▶ [Required work]: Repeat everything in the material exactly.

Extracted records

────────────────────

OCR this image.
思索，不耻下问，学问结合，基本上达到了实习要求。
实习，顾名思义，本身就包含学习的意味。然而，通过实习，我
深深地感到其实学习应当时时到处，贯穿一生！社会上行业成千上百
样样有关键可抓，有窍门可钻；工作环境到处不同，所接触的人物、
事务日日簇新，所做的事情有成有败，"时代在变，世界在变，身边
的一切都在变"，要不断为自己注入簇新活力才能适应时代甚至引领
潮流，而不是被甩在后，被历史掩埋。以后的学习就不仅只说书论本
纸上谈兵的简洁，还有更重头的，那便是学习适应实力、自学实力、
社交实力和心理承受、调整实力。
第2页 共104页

────────────────────

▶ [Solution]:
OCR this image.
思索，不耻下问，学问结合，基本上达到了实习要求。
实习，顾名思义，本身就包含学习的意味。然而，通过实习，我
深深地感到其实学习应当时时到处，贯穿一生！社会上行业成千上百
样样有关键可抓，有窍门可钻；工作环境到处不同，所接触的人物、
事务日日簇新，所做的事情有成有败，"时代在变，世界在变，身边
的一切都在变"，要不断为自己注入簇新活力才能适应时代甚至引领
潮流，而不是被甩在后，被历史掩埋。以后的学习就不仅只说书论本
纸上谈兵的简洁，还有更重头的，那便是学习适应实力、自学实力、
社交实力和心理承受、调整实力。
第2页 共104页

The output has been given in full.